begin

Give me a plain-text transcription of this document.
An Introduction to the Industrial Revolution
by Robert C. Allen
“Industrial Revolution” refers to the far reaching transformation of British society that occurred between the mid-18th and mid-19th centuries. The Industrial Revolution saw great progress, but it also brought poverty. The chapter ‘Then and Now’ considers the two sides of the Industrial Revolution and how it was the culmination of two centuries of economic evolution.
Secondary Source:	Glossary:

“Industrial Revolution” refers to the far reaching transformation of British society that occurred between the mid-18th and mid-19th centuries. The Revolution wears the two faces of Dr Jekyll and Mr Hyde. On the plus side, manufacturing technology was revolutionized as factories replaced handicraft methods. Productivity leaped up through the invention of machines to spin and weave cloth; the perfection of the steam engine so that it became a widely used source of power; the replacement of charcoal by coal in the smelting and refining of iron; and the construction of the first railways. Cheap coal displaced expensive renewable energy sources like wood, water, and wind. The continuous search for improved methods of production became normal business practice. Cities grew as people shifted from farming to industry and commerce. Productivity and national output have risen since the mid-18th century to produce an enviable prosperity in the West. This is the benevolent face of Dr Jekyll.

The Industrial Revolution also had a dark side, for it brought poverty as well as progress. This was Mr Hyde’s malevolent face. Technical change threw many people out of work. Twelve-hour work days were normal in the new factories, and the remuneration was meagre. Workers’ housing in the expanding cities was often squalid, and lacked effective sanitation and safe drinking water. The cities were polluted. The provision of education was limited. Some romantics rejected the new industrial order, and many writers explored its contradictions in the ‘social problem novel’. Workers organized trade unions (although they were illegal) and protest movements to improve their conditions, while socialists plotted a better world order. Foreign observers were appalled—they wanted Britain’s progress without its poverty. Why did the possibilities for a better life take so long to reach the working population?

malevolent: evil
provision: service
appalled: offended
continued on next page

end

=== Required task ===
Report how many lines in the data contain the word "appalled", with no words besides the number.

=== Response to this task ===
2